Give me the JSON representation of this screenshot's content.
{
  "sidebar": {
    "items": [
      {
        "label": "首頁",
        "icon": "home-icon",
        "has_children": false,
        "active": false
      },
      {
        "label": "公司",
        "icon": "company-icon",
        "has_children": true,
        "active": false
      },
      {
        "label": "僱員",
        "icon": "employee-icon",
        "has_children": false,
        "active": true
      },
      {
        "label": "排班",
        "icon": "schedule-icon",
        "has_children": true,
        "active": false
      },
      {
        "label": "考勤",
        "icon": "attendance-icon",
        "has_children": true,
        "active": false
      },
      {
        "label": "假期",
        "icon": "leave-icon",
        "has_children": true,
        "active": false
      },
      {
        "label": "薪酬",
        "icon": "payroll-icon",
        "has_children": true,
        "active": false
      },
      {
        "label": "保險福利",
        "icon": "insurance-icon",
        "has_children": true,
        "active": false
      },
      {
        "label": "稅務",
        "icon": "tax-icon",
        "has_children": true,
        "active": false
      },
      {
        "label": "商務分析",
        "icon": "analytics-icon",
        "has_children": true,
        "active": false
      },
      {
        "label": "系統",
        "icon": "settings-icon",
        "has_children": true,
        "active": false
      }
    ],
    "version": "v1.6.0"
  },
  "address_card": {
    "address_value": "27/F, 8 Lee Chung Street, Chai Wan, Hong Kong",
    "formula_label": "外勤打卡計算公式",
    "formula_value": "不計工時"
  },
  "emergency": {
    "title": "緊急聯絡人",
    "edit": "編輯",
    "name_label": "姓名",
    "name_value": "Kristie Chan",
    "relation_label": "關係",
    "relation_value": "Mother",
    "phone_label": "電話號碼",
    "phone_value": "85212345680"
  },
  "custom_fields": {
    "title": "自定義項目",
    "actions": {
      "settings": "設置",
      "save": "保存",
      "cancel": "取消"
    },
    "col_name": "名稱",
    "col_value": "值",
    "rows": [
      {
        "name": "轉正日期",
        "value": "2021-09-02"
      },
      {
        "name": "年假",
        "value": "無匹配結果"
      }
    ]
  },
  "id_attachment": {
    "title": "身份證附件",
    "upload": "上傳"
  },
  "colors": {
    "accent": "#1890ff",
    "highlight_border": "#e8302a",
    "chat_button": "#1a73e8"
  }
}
--*--
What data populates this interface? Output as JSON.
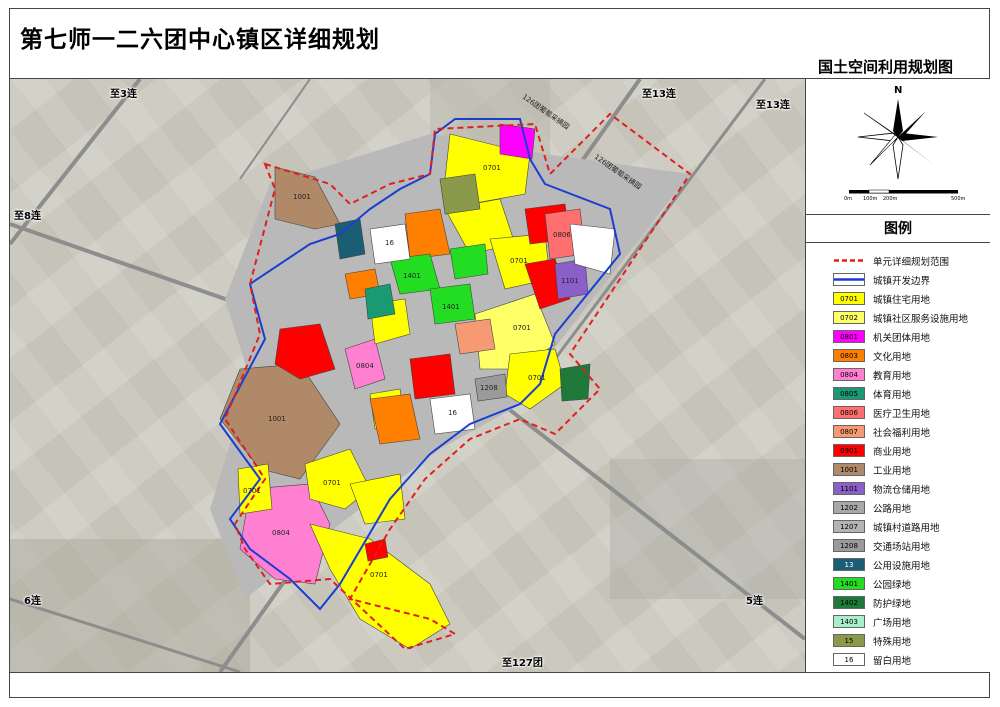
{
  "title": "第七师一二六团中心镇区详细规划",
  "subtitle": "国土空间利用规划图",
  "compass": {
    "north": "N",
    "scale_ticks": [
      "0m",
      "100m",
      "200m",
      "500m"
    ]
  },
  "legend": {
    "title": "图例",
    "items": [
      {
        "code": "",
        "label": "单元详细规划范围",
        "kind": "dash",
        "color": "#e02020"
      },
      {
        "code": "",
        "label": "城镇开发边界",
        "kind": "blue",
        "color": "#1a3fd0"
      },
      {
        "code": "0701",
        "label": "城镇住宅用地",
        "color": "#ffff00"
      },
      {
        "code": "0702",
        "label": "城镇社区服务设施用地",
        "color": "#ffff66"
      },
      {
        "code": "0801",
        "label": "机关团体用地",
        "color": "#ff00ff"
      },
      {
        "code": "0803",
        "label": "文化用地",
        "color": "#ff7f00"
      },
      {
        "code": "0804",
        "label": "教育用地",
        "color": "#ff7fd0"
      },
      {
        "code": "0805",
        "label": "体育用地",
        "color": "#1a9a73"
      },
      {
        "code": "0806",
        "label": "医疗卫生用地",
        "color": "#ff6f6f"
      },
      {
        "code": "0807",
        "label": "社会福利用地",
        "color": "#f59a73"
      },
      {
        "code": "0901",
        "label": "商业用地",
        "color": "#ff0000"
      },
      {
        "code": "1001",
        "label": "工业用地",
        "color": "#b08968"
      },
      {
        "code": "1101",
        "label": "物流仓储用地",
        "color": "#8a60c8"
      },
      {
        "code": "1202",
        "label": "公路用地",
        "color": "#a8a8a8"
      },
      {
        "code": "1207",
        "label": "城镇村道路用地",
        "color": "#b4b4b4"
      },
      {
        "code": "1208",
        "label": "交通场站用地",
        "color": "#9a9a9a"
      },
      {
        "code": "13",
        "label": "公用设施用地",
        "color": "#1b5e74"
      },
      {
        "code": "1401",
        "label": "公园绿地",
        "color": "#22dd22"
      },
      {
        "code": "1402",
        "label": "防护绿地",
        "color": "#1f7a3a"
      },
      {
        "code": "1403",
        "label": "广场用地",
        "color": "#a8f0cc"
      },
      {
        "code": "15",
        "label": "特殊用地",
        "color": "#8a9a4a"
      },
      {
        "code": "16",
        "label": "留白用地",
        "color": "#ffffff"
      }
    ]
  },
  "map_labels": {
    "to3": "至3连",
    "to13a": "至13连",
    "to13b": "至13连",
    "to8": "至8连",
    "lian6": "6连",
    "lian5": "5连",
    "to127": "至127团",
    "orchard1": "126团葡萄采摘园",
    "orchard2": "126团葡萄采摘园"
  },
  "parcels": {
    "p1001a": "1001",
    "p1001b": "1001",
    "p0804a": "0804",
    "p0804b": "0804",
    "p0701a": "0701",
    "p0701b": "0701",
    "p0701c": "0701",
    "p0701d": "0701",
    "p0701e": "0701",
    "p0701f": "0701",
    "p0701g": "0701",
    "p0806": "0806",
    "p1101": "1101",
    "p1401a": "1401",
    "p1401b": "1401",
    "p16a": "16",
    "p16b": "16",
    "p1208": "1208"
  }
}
--*--
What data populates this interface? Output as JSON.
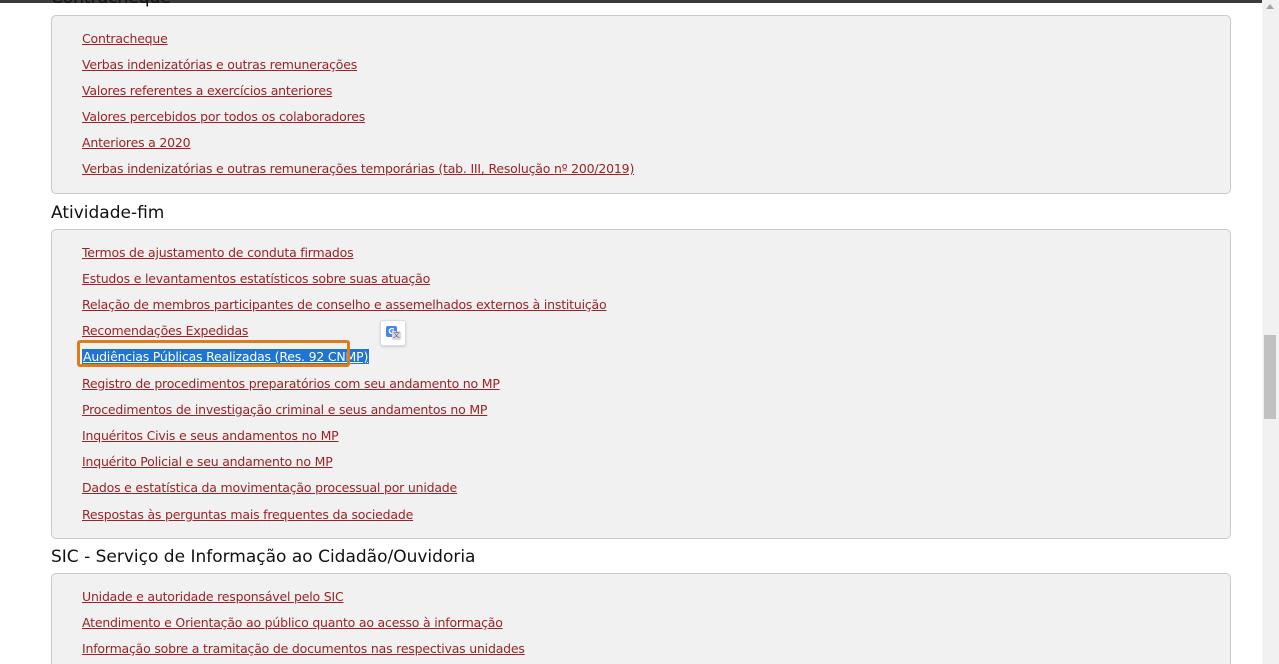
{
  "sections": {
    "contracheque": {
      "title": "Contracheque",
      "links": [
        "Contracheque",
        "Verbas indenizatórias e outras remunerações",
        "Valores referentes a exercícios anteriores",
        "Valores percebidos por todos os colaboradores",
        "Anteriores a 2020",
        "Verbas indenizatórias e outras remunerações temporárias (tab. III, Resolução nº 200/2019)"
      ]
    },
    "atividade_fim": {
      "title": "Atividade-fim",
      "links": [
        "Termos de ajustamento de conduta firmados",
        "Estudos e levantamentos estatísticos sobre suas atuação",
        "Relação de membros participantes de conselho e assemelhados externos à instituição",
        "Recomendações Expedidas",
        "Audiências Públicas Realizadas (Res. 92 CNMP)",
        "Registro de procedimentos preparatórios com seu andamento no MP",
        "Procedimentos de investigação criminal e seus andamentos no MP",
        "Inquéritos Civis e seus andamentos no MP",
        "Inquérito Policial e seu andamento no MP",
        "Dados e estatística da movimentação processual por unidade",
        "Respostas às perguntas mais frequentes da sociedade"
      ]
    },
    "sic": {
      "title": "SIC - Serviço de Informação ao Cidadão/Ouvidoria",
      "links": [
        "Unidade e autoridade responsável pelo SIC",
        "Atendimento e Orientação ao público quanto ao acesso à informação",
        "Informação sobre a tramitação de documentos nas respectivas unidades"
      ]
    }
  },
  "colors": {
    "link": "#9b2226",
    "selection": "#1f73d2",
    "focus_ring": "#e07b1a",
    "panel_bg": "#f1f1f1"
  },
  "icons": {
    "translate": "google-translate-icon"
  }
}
--*--
* _Task to complete_: Find every line in the records above that holds the word "sobre", and copy each one.

* _The completed task_:
        "Estudos e levantamentos estatísticos sobre suas atuação",
        "Informação sobre a tramitação de documentos nas respectivas unidades"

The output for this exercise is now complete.